Extracted text:
************

Dáil debates

Thursday, 24 June 2021

Affordable Housing Bill 2021 [Seanad]: Second Stage

 

2:10 pm

Photo of Cian O'CallaghanCian O'Callaghan (Dublin Bay North, Social Democrats) | Oireachtas source

I will start by following up on some of the points made by Deputy Duncan Smith about investment funds and the issue of buying homes and second-hand homes. Last weekend, there was coverage in the Business Post, by Killian Woods, of a new-build home in Malahide, in the Minister's constituency. It is in a great development with great amenities in a highly sought-after area. It has been vacant for the last four or five years and was bought by an investor. The point being made was simply that the return from the house price increases would be attractive enough for an investor to do that, without renting it out. Vacant homes have to be tackled. Taxes need effective measures there.

There is the wider issue that rental returns are so attractive at present that investors are buying homes, blocks of apartments and housing estates. They are also buying second-hand homes in bundles on the basis of very attractive rental returns and yields. They know there is a guarantee that if they cannot get them on the open or private market, they will be able to get them through long-term leases to local authorities or others backed by the State. Those excellent returns are completely skewing housing affordability. It is one of the issues that must be tackled. It is part of the wider phenomenon of the commodification and financialisation of housing that is taking place. During the Celtic tiger years, we saw how buy-to-let investors were encouraged to buy housing and how that wrecked housing affordability at the time. It was unsustainable and was one of the contributing factors to the crash.

We are seeing something similar now regarding investors and this situation must be tackled. In that context, I am very concerned - and this is not particular to the Minister - that the Government is continuing to back measures which are inflating rents and house prices.

Housing policy, housing legislation and this Bill should not be seen in a vacuum. We must see all of this in the context of what is happening economically internationally. Particularly because of quantitative easing, we are now seeing a flow of investment money into housing internationally because investors get good returns and good yields from such investments.

A countermeasure in this regard is allowed for by the European Central Bank, ECB, in the form of the State borrowing heavily to invest directly in building affordable homes for purchase and rent. That is what the Economic and Social Research Institute, ESRI, the National Treasury Management Agency, NTMA, and several other bodies have asked for and are seeking the Government to undertake to counter the harmful effects of quantitative easing in respect of the flow of investment money into housing. All those aspects must be tackled if we are serious about affordable housing, and such endeavours must go hand-in-hand with the legislative measures in this Bill.

************

Given data:

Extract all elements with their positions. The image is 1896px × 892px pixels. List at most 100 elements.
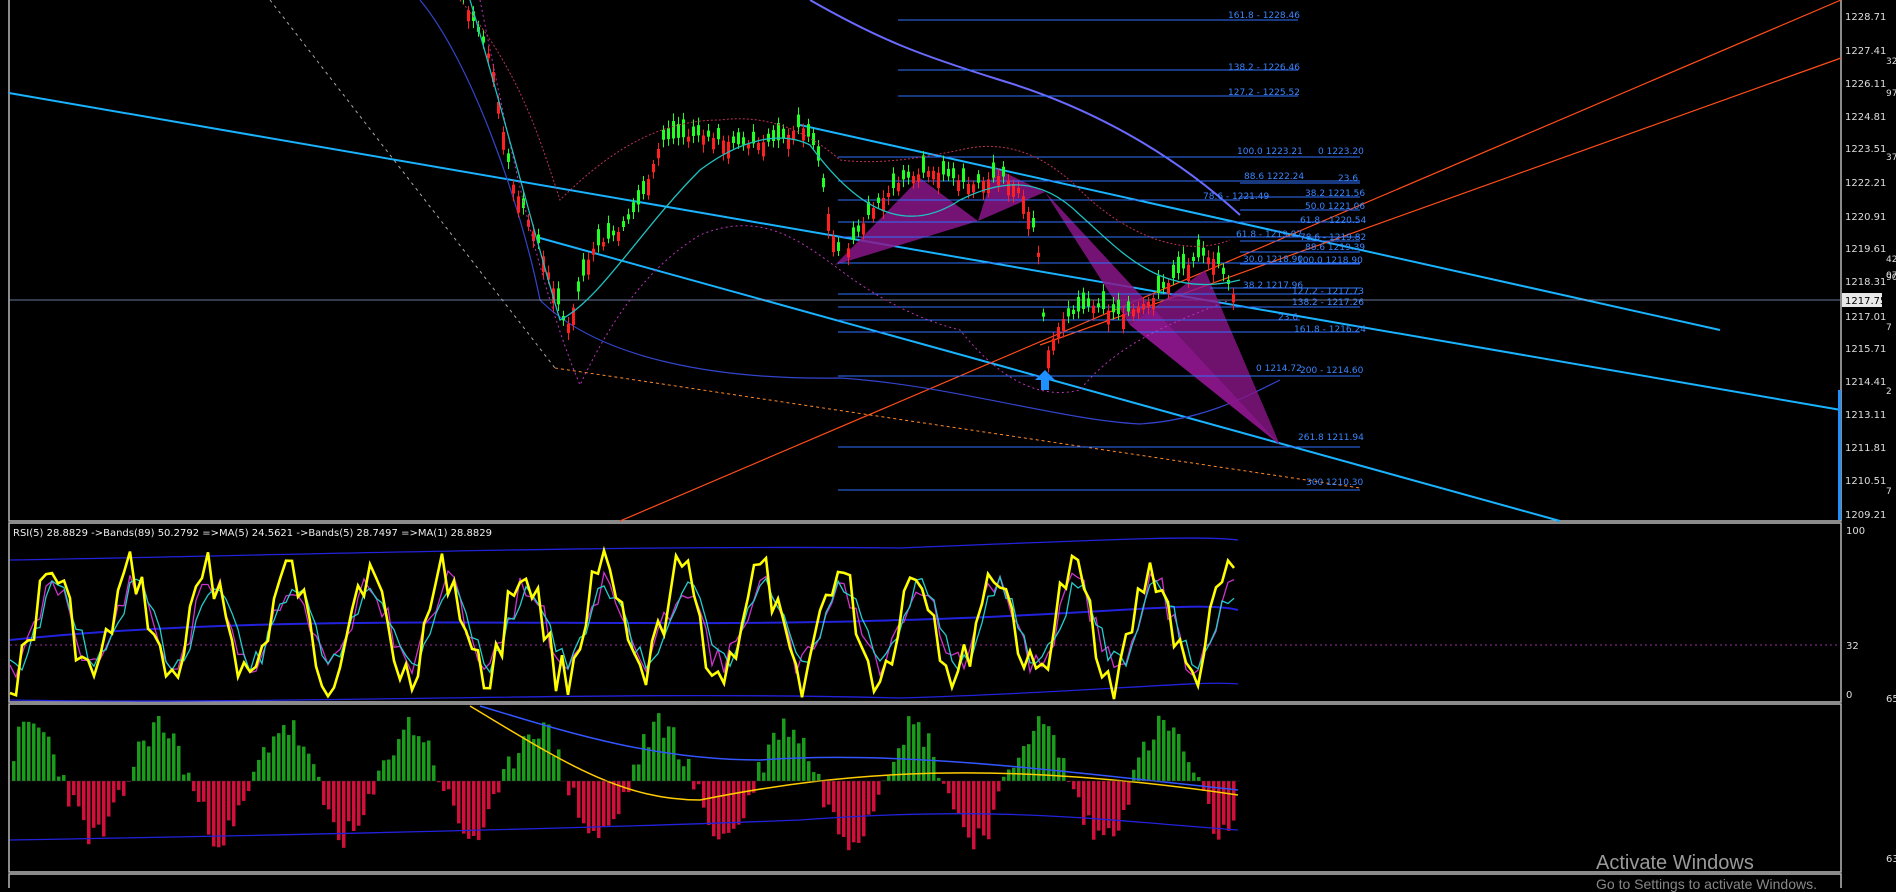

************

Actions to take:
[1] In the Affordable Housing Bill speech, for how long had the new-build home in Malahide been vacant?
[2] According to the Affordable Housing Bill speech, why are investors buying second-hand homes in bundles?
[3] Carry on the Affordable Housing Bill speech from the point where it stops.

Exercise responses:
[1] For four or five years.

[2] Rental returns and yields are very attractive. Investors also know that if they can't let the homes on the open market, they are guaranteed to get them through long-term leases to local authorities or others backed by the State.

[3]
We have an affordable housing crisis, and that includes a lack of affordable homes for purchase and for rent. To address this crisis, we must do exactly what the current Minister said should be done during the last election campaign. We must build about 10,000 directly built affordable homes every year. That is what is needed. The current Minister was absolutely right about that when he said it during the last election campaign. It is welcome that there will be hundreds of cost-rental homes available this year, but we need that availability to be on the scale of thousands of such homes if we are going to address this issue. We also need directly built affordable homes for purchase. Schemes such as those undertaken by the Ó Cualann Cohousing Alliance are very good but they are on a very small scale, and we must be doing this on a scale which produces thousands of homes. I do not mean large-scale in respect of very large developments. We require a range of developments in different locations around the country and in different parts of Dublin to deliver those thousands of homes and to build sustainable and high-quality communities.

The State has an absolutely key role in bridging the affordability gap. There are people who cannot afford the high costs, high rents and high purchase prices of the homes being delivered by the private sector and who do not qualify for social housing. It is that gap in the middle that must be addressed. We must be crystal clear regarding what we mean when it comes to affordable housing and cost rental. A percentage discount off the full market price will not cut it. The delivery of affordable homes for purchase and for cost rental does matter. I do not believe that private sector delivery alone is the way to go on this issue, because that sector is effectively just looking for that discount off the full market prices.

This Bill, in respect of improving it, must really nail its colours to the mast regarding defining housing affordability. It should be done properly in this Bill and that is an existing weakness and gap in the legislation that I will be seeking to address in my amendments. Affordability should be based on income and it should be something like a maximum of one third of income going to pay for people's housing costs, including utility costs. We should also be examining residual income and what people can afford to pay after they have met other essential costs, such as transport, childcare and those types of expenses.

Regarding the Part V aspect of this Bill, I welcome the expansion back to what was previously the case in this regard. As Deputy Smith said, what was there before was rather ineffective because of all of the opt outs. Potentially, therefore, this legislation will be much better than just restoring the original provision. One area of the Bill, however, needs particular work. I am not saying that this change must be made in time to be included in this Bill, because I know that this legislation must pass quickly. However, significant work will need to be done later on delivering value for money in Part V delivery. Much can be done to improve on this aspect. I would like to see that done and I will be raising this point on Committee Stage, and I will continue to raise it. We could be doing better at that point.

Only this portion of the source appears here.